* Stated goal *
Copy out the entries below, replacing each "image-block" with "image block" and keeping everything else the same. Leave the pictures out.

* Material for this exercise *
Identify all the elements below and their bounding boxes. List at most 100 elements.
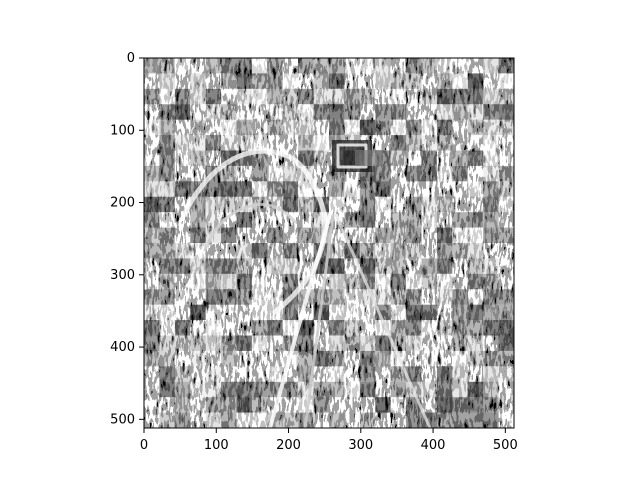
image-block (298, 135, 314, 151)
image-block (144, 335, 160, 351)
image-block (452, 243, 468, 259)
image-block (452, 150, 468, 166)
image-block (313, 150, 329, 166)
image-block (452, 165, 468, 182)
image-block (344, 212, 360, 228)
image-block (282, 181, 299, 197)
image-block (344, 273, 360, 290)
image-block (498, 366, 514, 382)
image-block (282, 119, 299, 136)
image-block (236, 335, 252, 351)
image-block (174, 381, 191, 398)
image-block (313, 73, 329, 89)
image-block (436, 397, 453, 413)
image-block (498, 196, 514, 213)
image-block (359, 243, 376, 259)
image-block (406, 320, 422, 336)
image-block (282, 196, 299, 213)
image-block (498, 335, 514, 351)
image-block (221, 335, 237, 351)
image-block (498, 320, 514, 336)
image-block (251, 73, 268, 89)
image-block (375, 350, 391, 367)
image-block (421, 381, 437, 398)
image-block (498, 227, 514, 243)
image-block (251, 165, 268, 182)
image-block (251, 412, 268, 428)
image-block (190, 381, 206, 398)
image-block (436, 366, 453, 382)
image-block (390, 227, 407, 243)
image-block (375, 119, 391, 136)
image-block (390, 135, 407, 151)
image-block (390, 243, 407, 259)
image-block (359, 366, 376, 382)
image-block (498, 289, 514, 305)
image-block (483, 150, 499, 166)
image-block (344, 104, 360, 120)
image-block (205, 273, 222, 290)
image-block (406, 273, 422, 290)
image-block (329, 412, 345, 428)
image-block (221, 196, 237, 213)
image-block (221, 273, 237, 290)
y-tick-label: 400 (110, 340, 135, 355)
image-block (329, 73, 345, 89)
image-block (251, 335, 268, 351)
image-block (436, 273, 453, 290)
image-block (221, 381, 237, 398)
image-block (221, 135, 237, 151)
image-block (452, 289, 468, 305)
y-tick-label: 200 (110, 196, 135, 211)
image-block (359, 335, 376, 351)
image-block (251, 304, 268, 321)
image-block (390, 381, 407, 398)
image-block (344, 181, 360, 197)
image-block (390, 258, 407, 274)
image-block (205, 335, 222, 351)
image-block (313, 381, 329, 398)
image-block (174, 412, 191, 428)
image-block (282, 320, 299, 336)
image-block (406, 304, 422, 321)
image-block (483, 181, 499, 197)
image-block (483, 412, 499, 428)
x-tick-label: 300 (348, 438, 373, 453)
image-block (467, 243, 484, 259)
image-block (282, 273, 299, 290)
image-block (421, 196, 437, 213)
image-block (144, 320, 160, 336)
image-block (359, 58, 376, 74)
image-block (498, 88, 514, 105)
image-block (390, 320, 407, 336)
image-block (483, 227, 499, 243)
image-block (251, 135, 268, 151)
image-block (359, 258, 376, 274)
image-block (190, 73, 206, 89)
image-block (390, 73, 407, 89)
image-block (298, 88, 314, 105)
image-block (452, 381, 468, 398)
image-block (190, 350, 206, 367)
image-block (221, 58, 237, 74)
image-block (359, 350, 376, 367)
image-block (344, 88, 360, 105)
image-block (298, 350, 314, 367)
image-block (251, 150, 268, 166)
image-block (390, 150, 407, 166)
image-block (174, 320, 191, 336)
image-block (406, 135, 422, 151)
image-block (267, 181, 283, 197)
image-block (498, 119, 514, 136)
image-block (375, 165, 391, 182)
image-block (313, 58, 329, 74)
image-block (267, 165, 283, 182)
image-block (375, 181, 391, 197)
image-block (436, 88, 453, 105)
image-block (359, 196, 376, 213)
image-block (390, 366, 407, 382)
image-block (483, 119, 499, 136)
image-block (344, 289, 360, 305)
image-block (329, 335, 345, 351)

* Response *
Identify all the elements below and their bounding boxes. List at most 100 elements.
image block (298, 135, 314, 151)
image block (144, 335, 160, 351)
image block (452, 243, 468, 259)
image block (452, 150, 468, 166)
image block (313, 150, 329, 166)
image block (452, 165, 468, 182)
image block (344, 212, 360, 228)
image block (282, 181, 299, 197)
image block (344, 273, 360, 290)
image block (498, 366, 514, 382)
image block (282, 119, 299, 136)
image block (236, 335, 252, 351)
image block (174, 381, 191, 398)
image block (313, 73, 329, 89)
image block (436, 397, 453, 413)
image block (498, 196, 514, 213)
image block (359, 243, 376, 259)
image block (406, 320, 422, 336)
image block (282, 196, 299, 213)
image block (498, 335, 514, 351)
image block (221, 335, 237, 351)
image block (498, 320, 514, 336)
image block (251, 73, 268, 89)
image block (375, 350, 391, 367)
image block (421, 381, 437, 398)
image block (498, 227, 514, 243)
image block (251, 165, 268, 182)
image block (251, 412, 268, 428)
image block (190, 381, 206, 398)
image block (436, 366, 453, 382)
image block (390, 227, 407, 243)
image block (375, 119, 391, 136)
image block (390, 135, 407, 151)
image block (390, 243, 407, 259)
image block (359, 366, 376, 382)
image block (498, 289, 514, 305)
image block (483, 150, 499, 166)
image block (344, 104, 360, 120)
image block (205, 273, 222, 290)
image block (406, 273, 422, 290)
image block (329, 412, 345, 428)
image block (221, 196, 237, 213)
image block (221, 273, 237, 290)
y-tick-label: 400 (110, 340, 135, 355)
image block (329, 73, 345, 89)
image block (251, 335, 268, 351)
image block (436, 273, 453, 290)
image block (221, 381, 237, 398)
image block (221, 135, 237, 151)
image block (452, 289, 468, 305)
y-tick-label: 200 (110, 196, 135, 211)
image block (359, 335, 376, 351)
image block (251, 304, 268, 321)
image block (390, 381, 407, 398)
image block (344, 181, 360, 197)
image block (390, 258, 407, 274)
image block (205, 335, 222, 351)
image block (313, 381, 329, 398)
image block (174, 412, 191, 428)
image block (282, 320, 299, 336)
image block (406, 304, 422, 321)
image block (483, 181, 499, 197)
image block (483, 412, 499, 428)
x-tick-label: 300 (348, 438, 373, 453)
image block (467, 243, 484, 259)
image block (282, 273, 299, 290)
image block (421, 196, 437, 213)
image block (144, 320, 160, 336)
image block (359, 58, 376, 74)
image block (498, 88, 514, 105)
image block (390, 320, 407, 336)
image block (483, 227, 499, 243)
image block (251, 135, 268, 151)
image block (359, 258, 376, 274)
image block (190, 73, 206, 89)
image block (390, 73, 407, 89)
image block (298, 88, 314, 105)
image block (452, 381, 468, 398)
image block (190, 350, 206, 367)
image block (221, 58, 237, 74)
image block (359, 350, 376, 367)
image block (344, 88, 360, 105)
image block (298, 350, 314, 367)
image block (251, 150, 268, 166)
image block (390, 150, 407, 166)
image block (174, 320, 191, 336)
image block (406, 135, 422, 151)
image block (267, 181, 283, 197)
image block (498, 119, 514, 136)
image block (375, 165, 391, 182)
image block (313, 58, 329, 74)
image block (267, 165, 283, 182)
image block (375, 181, 391, 197)
image block (436, 88, 453, 105)
image block (359, 196, 376, 213)
image block (390, 366, 407, 382)
image block (483, 119, 499, 136)
image block (344, 289, 360, 305)
image block (329, 335, 345, 351)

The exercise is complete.